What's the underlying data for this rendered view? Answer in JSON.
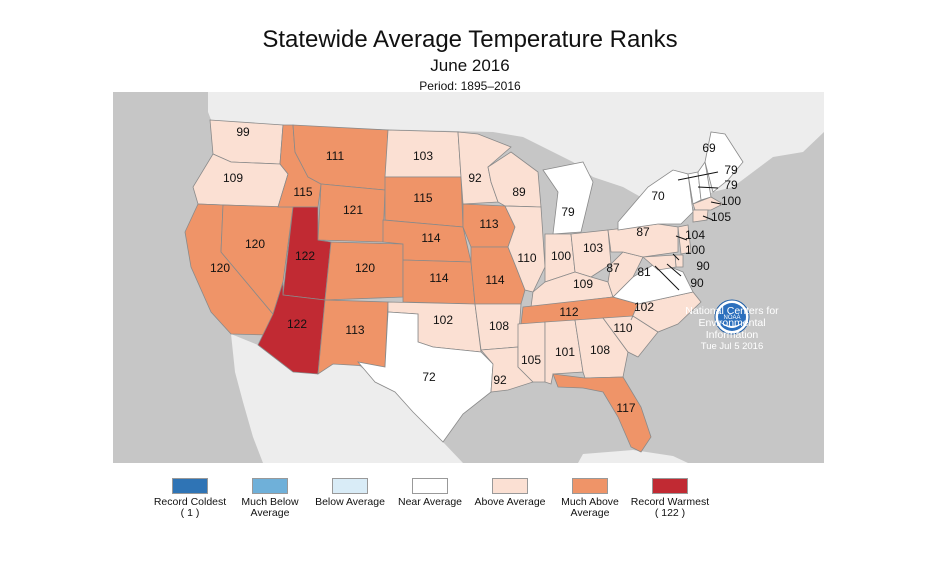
{
  "title": "Statewide Average Temperature Ranks",
  "subtitle": "June 2016",
  "period": "Period: 1895–2016",
  "colors": {
    "record_coldest": "#2f74b5",
    "much_below": "#6fb0d9",
    "below": "#d9ecf7",
    "near": "#ffffff",
    "above": "#fbe0d3",
    "much_above": "#ef9468",
    "record_warmest": "#c12a33",
    "water": "#c6c6c6",
    "land_other": "#ededed"
  },
  "states": [
    {
      "code": "WA",
      "rank": "99",
      "category": "above"
    },
    {
      "code": "OR",
      "rank": "109",
      "category": "above"
    },
    {
      "code": "CA",
      "rank": "120",
      "category": "much_above"
    },
    {
      "code": "NV",
      "rank": "120",
      "category": "much_above"
    },
    {
      "code": "ID",
      "rank": "115",
      "category": "much_above"
    },
    {
      "code": "MT",
      "rank": "111",
      "category": "much_above"
    },
    {
      "code": "WY",
      "rank": "121",
      "category": "much_above"
    },
    {
      "code": "UT",
      "rank": "122",
      "category": "record_warmest"
    },
    {
      "code": "AZ",
      "rank": "122",
      "category": "record_warmest"
    },
    {
      "code": "CO",
      "rank": "120",
      "category": "much_above"
    },
    {
      "code": "NM",
      "rank": "113",
      "category": "much_above"
    },
    {
      "code": "ND",
      "rank": "103",
      "category": "above"
    },
    {
      "code": "SD",
      "rank": "115",
      "category": "much_above"
    },
    {
      "code": "NE",
      "rank": "114",
      "category": "much_above"
    },
    {
      "code": "KS",
      "rank": "114",
      "category": "much_above"
    },
    {
      "code": "OK",
      "rank": "102",
      "category": "above"
    },
    {
      "code": "TX",
      "rank": "72",
      "category": "near"
    },
    {
      "code": "MN",
      "rank": "92",
      "category": "above"
    },
    {
      "code": "IA",
      "rank": "113",
      "category": "much_above"
    },
    {
      "code": "MO",
      "rank": "114",
      "category": "much_above"
    },
    {
      "code": "AR",
      "rank": "108",
      "category": "above"
    },
    {
      "code": "LA",
      "rank": "92",
      "category": "above"
    },
    {
      "code": "WI",
      "rank": "89",
      "category": "above"
    },
    {
      "code": "IL",
      "rank": "110",
      "category": "above"
    },
    {
      "code": "MI",
      "rank": "79",
      "category": "near"
    },
    {
      "code": "IN",
      "rank": "100",
      "category": "above"
    },
    {
      "code": "OH",
      "rank": "103",
      "category": "above"
    },
    {
      "code": "KY",
      "rank": "109",
      "category": "above"
    },
    {
      "code": "TN",
      "rank": "112",
      "category": "much_above"
    },
    {
      "code": "MS",
      "rank": "105",
      "category": "above"
    },
    {
      "code": "AL",
      "rank": "101",
      "category": "above"
    },
    {
      "code": "GA",
      "rank": "108",
      "category": "above"
    },
    {
      "code": "FL",
      "rank": "117",
      "category": "much_above"
    },
    {
      "code": "SC",
      "rank": "110",
      "category": "above"
    },
    {
      "code": "NC",
      "rank": "102",
      "category": "above"
    },
    {
      "code": "VA",
      "rank": "81",
      "category": "near"
    },
    {
      "code": "WV",
      "rank": "87",
      "category": "above"
    },
    {
      "code": "PA",
      "rank": "87",
      "category": "above"
    },
    {
      "code": "NY",
      "rank": "70",
      "category": "near"
    },
    {
      "code": "ME",
      "rank": "69",
      "category": "near"
    },
    {
      "code": "NH",
      "rank": "79",
      "category": "near"
    },
    {
      "code": "VT",
      "rank": "79",
      "category": "near"
    },
    {
      "code": "MA",
      "rank": "100",
      "category": "above"
    },
    {
      "code": "CT",
      "rank": "105",
      "category": "above"
    },
    {
      "code": "NJ",
      "rank": "104",
      "category": "above"
    },
    {
      "code": "DE",
      "rank": "100",
      "category": "above"
    },
    {
      "code": "MD",
      "rank": "90",
      "category": "above"
    },
    {
      "code": "DC",
      "rank": "90",
      "category": "above"
    }
  ],
  "legend": [
    {
      "label": "Record Coldest",
      "sub": "( 1 )",
      "color": "#2f74b5"
    },
    {
      "label": "Much Below Average",
      "sub": "",
      "color": "#6fb0d9"
    },
    {
      "label": "Below Average",
      "sub": "",
      "color": "#d9ecf7"
    },
    {
      "label": "Near Average",
      "sub": "",
      "color": "#ffffff"
    },
    {
      "label": "Above Average",
      "sub": "",
      "color": "#fbe0d3"
    },
    {
      "label": "Much Above Average",
      "sub": "",
      "color": "#ef9468"
    },
    {
      "label": "Record Warmest",
      "sub": "( 122 )",
      "color": "#c12a33"
    }
  ],
  "noaa": {
    "logo_text": "NOAA",
    "org": "National Centers for Environmental Information",
    "date": "Tue Jul  5 2016"
  }
}
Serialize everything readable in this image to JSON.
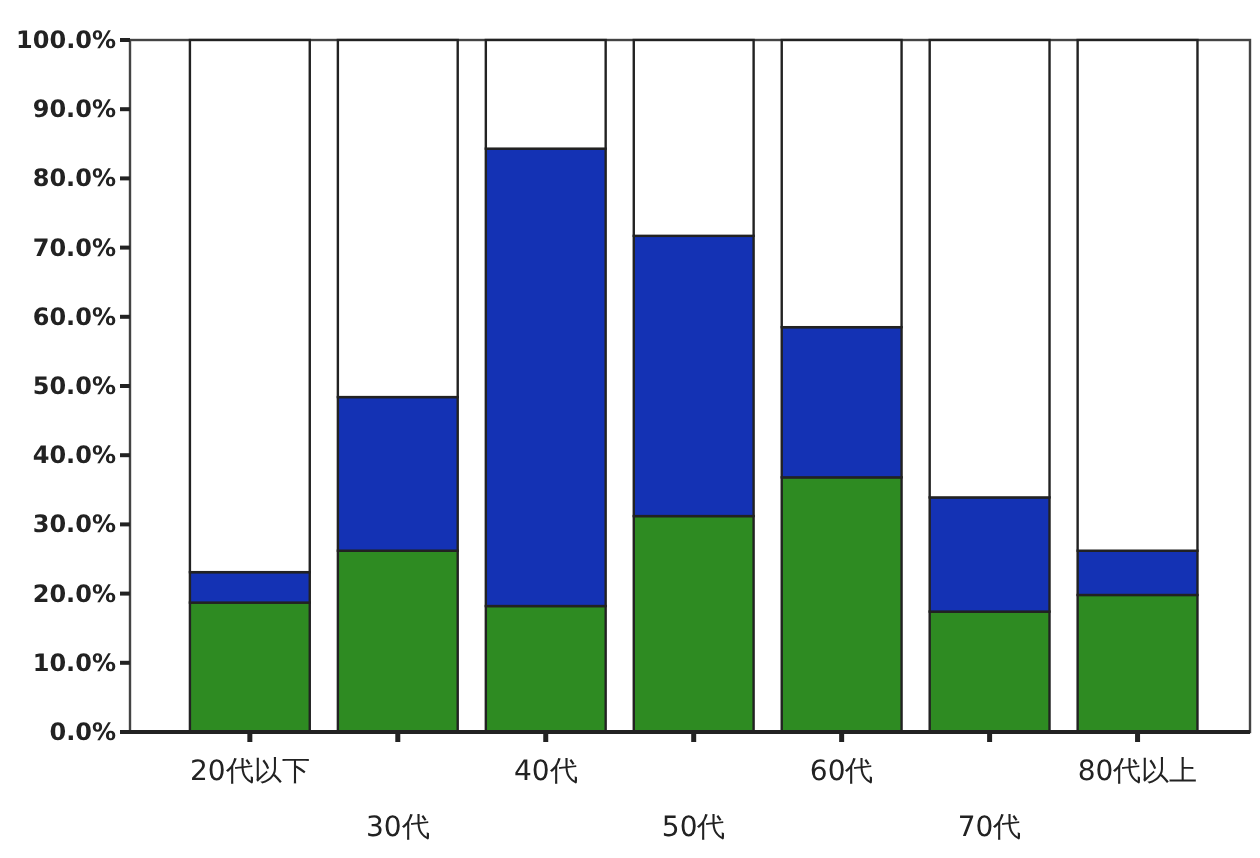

....

Return every line of the records exactly as given, pictures excluded.

What's the underlying data for this rendered view? Answer in JSON.
{
  "title": "Statewide Average Temperature Ranks",
  "subtitle": "June 2016",
  "period": "Period: 1895–2016",
  "colors": {
    "record_coldest": "#2f74b5",
    "much_below": "#6fb0d9",
    "below": "#d9ecf7",
    "near": "#ffffff",
    "above": "#fbe0d3",
    "much_above": "#ef9468",
    "record_warmest": "#c12a33",
    "water": "#c6c6c6",
    "land_other": "#ededed"
  },
  "states": [
    {
      "code": "WA",
      "rank": "99",
      "category": "above"
    },
    {
      "code": "OR",
      "rank": "109",
      "category": "above"
    },
    {
      "code": "CA",
      "rank": "120",
      "category": "much_above"
    },
    {
      "code": "NV",
      "rank": "120",
      "category": "much_above"
    },
    {
      "code": "ID",
      "rank": "115",
      "category": "much_above"
    },
    {
      "code": "MT",
      "rank": "111",
      "category": "much_above"
    },
    {
      "code": "WY",
      "rank": "121",
      "category": "much_above"
    },
    {
      "code": "UT",
      "rank": "122",
      "category": "record_warmest"
    },
    {
      "code": "AZ",
      "rank": "122",
      "category": "record_warmest"
    },
    {
      "code": "CO",
      "rank": "120",
      "category": "much_above"
    },
    {
      "code": "NM",
      "rank": "113",
      "category": "much_above"
    },
    {
      "code": "ND",
      "rank": "103",
      "category": "above"
    },
    {
      "code": "SD",
      "rank": "115",
      "category": "much_above"
    },
    {
      "code": "NE",
      "rank": "114",
      "category": "much_above"
    },
    {
      "code": "KS",
      "rank": "114",
      "category": "much_above"
    },
    {
      "code": "OK",
      "rank": "102",
      "category": "above"
    },
    {
      "code": "TX",
      "rank": "72",
      "category": "near"
    },
    {
      "code": "MN",
      "rank": "92",
      "category": "above"
    },
    {
      "code": "IA",
      "rank": "113",
      "category": "much_above"
    },
    {
      "code": "MO",
      "rank": "114",
      "category": "much_above"
    },
    {
      "code": "AR",
      "rank": "108",
      "category": "above"
    },
    {
      "code": "LA",
      "rank": "92",
      "category": "above"
    },
    {
      "code": "WI",
      "rank": "89",
      "category": "above"
    },
    {
      "code": "IL",
      "rank": "110",
      "category": "above"
    },
    {
      "code": "MI",
      "rank": "79",
      "category": "near"
    },
    {
      "code": "IN",
      "rank": "100",
      "category": "above"
    },
    {
      "code": "OH",
      "rank": "103",
      "category": "above"
    },
    {
      "code": "KY",
      "rank": "109",
      "category": "above"
    },
    {
      "code": "TN",
      "rank": "112",
      "category": "much_above"
    },
    {
      "code": "MS",
      "rank": "105",
      "category": "above"
    },
    {
      "code": "AL",
      "rank": "101",
      "category": "above"
    },
    {
      "code": "GA",
      "rank": "108",
      "category": "above"
    },
    {
      "code": "FL",
      "rank": "117",
      "category": "much_above"
    },
    {
      "code": "SC",
      "rank": "110",
      "category": "above"
    },
    {
      "code": "NC",
      "rank": "102",
      "category": "above"
    },
    {
      "code": "VA",
      "rank": "81",
      "category": "near"
    },
    {
      "code": "WV",
      "rank": "87",
      "category": "above"
    },
    {
      "code": "PA",
      "rank": "87",
      "category": "above"
    },
    {
      "code": "NY",
      "rank": "70",
      "category": "near"
    },
    {
      "code": "ME",
      "rank": "69",
      "category": "near"
    },
    {
      "code": "NH",
      "rank": "79",
      "category": "near"
    },
    {
      "code": "VT",
      "rank": "79",
      "category": "near"
    },
    {
      "code": "MA",
      "rank": "100",
      "category": "above"
    },
    {
      "code": "CT",
      "rank": "105",
      "category": "above"
    },
    {
      "code": "NJ",
      "rank": "104",
      "category": "above"
    },
    {
      "code": "DE",
      "rank": "100",
      "category": "above"
    },
    {
      "code": "MD",
      "rank": "90",
      "category": "above"
    },
    {
      "code": "DC",
      "rank": "90",
      "category": "above"
    }
  ],
  "legend": [
    {
      "label": "Record Coldest",
      "sub": "( 1 )",
      "color": "#2f74b5"
    },
    {
      "label": "Much Below Average",
      "sub": "",
      "color": "#6fb0d9"
    },
    {
      "label": "Below Average",
      "sub": "",
      "color": "#d9ecf7"
    },
    {
      "label": "Near Average",
      "sub": "",
      "color": "#ffffff"
    },
    {
      "label": "Above Average",
      "sub": "",
      "color": "#fbe0d3"
    },
    {
      "label": "Much Above Average",
      "sub": "",
      "color": "#ef9468"
    },
    {
      "label": "Record Warmest",
      "sub": "( 122 )",
      "color": "#c12a33"
    }
  ],
  "noaa": {
    "logo_text": "NOAA",
    "org": "National Centers for Environmental Information",
    "date": "Tue Jul  5 2016"
  }
}
Serialize everything readable in this image to JSON.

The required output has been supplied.